- _Dataset items_

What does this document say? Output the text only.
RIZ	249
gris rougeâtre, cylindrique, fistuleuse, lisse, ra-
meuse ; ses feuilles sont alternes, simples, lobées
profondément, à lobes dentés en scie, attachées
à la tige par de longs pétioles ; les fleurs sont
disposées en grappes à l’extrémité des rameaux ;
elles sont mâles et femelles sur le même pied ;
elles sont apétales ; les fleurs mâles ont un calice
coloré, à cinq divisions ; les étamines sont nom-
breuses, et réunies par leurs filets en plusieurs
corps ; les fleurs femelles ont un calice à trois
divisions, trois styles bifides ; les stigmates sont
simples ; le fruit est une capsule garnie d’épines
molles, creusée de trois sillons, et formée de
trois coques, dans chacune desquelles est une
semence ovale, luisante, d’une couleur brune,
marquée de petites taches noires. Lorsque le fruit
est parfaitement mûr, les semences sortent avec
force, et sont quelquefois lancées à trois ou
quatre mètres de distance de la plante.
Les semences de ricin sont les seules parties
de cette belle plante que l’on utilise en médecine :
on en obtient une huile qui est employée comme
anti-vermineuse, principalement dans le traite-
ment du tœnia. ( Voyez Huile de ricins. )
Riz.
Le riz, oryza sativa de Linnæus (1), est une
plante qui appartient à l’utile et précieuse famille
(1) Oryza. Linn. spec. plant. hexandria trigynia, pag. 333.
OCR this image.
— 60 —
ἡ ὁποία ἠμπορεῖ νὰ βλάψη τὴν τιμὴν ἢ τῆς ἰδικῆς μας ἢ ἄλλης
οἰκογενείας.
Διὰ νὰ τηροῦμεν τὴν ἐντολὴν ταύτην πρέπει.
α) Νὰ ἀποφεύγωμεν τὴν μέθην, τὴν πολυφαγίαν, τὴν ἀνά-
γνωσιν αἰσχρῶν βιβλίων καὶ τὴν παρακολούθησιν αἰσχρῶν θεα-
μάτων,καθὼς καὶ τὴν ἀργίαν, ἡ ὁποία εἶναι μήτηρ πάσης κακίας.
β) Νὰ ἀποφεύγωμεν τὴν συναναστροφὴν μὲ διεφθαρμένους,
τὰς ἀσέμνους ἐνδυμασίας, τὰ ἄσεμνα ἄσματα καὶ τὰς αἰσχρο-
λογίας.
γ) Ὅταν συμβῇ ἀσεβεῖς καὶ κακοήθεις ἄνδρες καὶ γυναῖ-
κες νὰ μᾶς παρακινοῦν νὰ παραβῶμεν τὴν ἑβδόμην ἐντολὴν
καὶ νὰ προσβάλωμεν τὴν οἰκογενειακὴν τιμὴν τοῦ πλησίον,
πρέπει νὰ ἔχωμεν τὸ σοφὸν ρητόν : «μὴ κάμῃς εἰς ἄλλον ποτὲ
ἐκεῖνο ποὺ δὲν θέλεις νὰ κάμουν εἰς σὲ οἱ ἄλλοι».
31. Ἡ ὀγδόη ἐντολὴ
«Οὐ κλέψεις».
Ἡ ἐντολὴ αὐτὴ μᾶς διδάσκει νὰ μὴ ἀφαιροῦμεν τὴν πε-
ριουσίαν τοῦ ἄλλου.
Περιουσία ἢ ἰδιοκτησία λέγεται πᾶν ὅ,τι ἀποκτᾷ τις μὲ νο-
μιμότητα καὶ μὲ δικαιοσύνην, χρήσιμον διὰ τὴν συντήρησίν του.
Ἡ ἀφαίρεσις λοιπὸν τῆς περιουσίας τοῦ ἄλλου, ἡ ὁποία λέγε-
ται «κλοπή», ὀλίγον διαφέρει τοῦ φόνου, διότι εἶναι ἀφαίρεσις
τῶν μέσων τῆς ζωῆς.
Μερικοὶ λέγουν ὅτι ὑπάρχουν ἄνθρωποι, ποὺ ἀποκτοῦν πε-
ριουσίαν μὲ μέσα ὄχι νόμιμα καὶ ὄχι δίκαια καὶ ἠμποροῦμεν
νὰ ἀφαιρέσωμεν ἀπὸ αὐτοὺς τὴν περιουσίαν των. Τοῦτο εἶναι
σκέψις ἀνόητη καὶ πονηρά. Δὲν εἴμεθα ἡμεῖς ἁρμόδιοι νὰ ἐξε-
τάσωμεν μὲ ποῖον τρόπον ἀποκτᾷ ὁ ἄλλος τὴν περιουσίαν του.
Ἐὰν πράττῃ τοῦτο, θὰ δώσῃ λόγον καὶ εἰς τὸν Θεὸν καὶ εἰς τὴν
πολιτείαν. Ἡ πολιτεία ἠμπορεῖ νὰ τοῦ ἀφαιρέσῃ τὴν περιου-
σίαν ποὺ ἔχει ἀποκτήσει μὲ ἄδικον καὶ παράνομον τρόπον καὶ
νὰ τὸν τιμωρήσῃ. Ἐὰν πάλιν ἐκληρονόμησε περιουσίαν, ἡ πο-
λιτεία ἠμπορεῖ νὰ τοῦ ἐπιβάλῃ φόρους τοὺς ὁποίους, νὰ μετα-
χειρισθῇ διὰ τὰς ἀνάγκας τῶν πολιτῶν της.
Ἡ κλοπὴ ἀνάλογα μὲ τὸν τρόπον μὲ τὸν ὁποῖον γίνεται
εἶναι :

- _Short task_
Look through the records and gather every line containing "εἶναι".

- _Reply to the exercise_
μάτων,καθὼς καὶ τὴν ἀργίαν, ἡ ὁποία εἶναι μήτηρ πάσης κακίας.
ται «κλοπή», ὀλίγον διαφέρει τοῦ φόνου, διότι εἶναι ἀφαίρεσις
νὰ ἀφαιρέσωμεν ἀπὸ αὐτοὺς τὴν περιουσίαν των. Τοῦτο εἶναι
εἶναι :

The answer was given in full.